## Requirement
Report how many lines of the listing below include the word "time". Give nothing but the number.

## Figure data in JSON
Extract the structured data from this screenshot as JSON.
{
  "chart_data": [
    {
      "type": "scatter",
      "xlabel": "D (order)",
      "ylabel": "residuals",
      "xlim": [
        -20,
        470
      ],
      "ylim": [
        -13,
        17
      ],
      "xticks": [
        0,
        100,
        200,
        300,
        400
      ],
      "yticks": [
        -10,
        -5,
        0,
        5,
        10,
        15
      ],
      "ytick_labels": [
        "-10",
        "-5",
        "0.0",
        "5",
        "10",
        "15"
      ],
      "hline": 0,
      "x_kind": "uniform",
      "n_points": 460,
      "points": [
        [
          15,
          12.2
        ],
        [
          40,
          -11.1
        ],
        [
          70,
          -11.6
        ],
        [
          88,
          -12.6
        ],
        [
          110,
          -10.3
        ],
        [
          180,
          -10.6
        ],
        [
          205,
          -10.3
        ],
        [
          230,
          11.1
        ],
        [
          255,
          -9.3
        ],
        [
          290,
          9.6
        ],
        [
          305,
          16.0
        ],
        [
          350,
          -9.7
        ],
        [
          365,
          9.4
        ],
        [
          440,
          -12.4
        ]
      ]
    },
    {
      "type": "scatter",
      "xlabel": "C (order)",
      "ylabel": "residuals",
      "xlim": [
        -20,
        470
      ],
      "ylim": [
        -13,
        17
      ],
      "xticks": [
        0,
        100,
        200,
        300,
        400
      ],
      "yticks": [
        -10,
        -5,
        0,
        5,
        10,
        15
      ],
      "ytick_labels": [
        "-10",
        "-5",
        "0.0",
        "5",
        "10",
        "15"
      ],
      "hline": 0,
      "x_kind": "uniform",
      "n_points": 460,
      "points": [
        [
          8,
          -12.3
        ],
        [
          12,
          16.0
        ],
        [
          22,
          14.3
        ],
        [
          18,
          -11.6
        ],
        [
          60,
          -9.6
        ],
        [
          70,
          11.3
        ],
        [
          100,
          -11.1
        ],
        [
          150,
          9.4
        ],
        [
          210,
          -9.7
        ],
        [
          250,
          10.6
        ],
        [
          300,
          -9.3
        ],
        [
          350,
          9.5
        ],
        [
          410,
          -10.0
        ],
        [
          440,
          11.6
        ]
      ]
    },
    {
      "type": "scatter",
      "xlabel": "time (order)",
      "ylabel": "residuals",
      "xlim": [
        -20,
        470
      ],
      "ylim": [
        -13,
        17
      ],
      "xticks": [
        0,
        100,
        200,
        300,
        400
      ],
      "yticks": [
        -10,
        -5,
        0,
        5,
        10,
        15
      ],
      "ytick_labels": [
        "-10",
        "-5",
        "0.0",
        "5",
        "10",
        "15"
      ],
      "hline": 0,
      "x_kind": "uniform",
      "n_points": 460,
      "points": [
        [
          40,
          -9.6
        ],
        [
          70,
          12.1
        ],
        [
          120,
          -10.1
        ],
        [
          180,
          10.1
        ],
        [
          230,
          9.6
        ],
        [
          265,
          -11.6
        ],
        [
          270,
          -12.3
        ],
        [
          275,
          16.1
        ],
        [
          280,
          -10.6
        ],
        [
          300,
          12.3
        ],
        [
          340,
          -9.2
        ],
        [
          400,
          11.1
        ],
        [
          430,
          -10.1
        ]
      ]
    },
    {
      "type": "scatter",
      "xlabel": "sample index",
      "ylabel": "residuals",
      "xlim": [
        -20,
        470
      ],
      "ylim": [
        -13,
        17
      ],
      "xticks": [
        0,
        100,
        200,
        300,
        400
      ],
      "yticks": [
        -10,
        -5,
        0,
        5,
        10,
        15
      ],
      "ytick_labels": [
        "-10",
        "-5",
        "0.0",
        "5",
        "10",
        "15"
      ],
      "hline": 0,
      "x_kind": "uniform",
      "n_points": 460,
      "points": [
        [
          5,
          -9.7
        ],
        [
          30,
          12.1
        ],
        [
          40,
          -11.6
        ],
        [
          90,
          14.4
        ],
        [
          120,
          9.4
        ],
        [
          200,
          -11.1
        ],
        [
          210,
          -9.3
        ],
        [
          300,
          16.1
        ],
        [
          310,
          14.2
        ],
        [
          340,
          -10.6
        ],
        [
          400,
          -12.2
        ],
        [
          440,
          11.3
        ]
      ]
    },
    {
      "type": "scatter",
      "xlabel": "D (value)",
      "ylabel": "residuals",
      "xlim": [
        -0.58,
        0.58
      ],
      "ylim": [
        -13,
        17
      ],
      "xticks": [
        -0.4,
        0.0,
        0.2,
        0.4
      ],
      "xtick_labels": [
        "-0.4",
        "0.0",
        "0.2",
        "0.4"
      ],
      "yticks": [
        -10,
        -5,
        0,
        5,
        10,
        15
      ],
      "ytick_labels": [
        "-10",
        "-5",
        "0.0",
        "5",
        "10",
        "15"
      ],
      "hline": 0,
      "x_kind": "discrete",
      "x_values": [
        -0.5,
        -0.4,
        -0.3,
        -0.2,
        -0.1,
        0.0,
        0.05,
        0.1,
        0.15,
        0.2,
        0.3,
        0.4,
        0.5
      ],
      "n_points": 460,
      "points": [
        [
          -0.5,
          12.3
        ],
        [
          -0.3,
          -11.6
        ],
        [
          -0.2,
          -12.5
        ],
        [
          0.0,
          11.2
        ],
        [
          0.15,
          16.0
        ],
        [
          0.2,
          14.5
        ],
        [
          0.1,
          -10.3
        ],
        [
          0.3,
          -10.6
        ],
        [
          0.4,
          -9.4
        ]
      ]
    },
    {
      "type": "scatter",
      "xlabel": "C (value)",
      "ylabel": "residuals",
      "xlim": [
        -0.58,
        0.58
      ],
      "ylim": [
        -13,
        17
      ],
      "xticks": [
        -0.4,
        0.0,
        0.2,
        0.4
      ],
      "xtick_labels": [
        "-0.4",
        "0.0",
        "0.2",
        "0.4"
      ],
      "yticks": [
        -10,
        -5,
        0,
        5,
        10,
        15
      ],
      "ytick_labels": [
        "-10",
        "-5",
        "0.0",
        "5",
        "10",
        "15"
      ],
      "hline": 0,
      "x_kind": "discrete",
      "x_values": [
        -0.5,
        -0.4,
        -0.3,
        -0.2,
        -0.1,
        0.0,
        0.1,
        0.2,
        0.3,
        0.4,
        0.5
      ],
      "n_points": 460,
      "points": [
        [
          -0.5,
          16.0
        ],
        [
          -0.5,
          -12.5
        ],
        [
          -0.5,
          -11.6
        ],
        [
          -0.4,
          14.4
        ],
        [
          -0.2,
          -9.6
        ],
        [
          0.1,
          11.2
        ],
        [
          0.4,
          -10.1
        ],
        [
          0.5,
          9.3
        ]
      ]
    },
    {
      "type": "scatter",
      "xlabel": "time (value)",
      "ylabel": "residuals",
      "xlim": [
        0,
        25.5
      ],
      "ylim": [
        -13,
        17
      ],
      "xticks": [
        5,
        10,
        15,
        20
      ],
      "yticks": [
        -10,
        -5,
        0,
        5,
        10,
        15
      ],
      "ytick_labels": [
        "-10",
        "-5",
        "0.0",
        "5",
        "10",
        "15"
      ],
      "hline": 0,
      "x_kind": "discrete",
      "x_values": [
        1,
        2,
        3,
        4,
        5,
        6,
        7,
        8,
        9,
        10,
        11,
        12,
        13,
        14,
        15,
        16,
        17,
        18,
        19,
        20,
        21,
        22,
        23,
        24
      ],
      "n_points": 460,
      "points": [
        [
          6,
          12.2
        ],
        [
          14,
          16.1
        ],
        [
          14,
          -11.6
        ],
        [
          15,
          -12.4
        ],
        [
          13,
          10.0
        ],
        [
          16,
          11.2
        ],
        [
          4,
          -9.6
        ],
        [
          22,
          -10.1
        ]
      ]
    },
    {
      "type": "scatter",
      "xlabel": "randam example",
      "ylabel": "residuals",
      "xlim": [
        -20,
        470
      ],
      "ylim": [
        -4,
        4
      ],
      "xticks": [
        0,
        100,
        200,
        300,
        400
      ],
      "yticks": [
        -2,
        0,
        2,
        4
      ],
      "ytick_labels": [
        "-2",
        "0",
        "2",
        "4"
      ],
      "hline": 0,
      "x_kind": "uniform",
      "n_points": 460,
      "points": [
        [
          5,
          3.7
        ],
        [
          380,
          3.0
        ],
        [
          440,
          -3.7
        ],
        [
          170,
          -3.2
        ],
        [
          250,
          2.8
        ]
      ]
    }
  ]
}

## Final result
2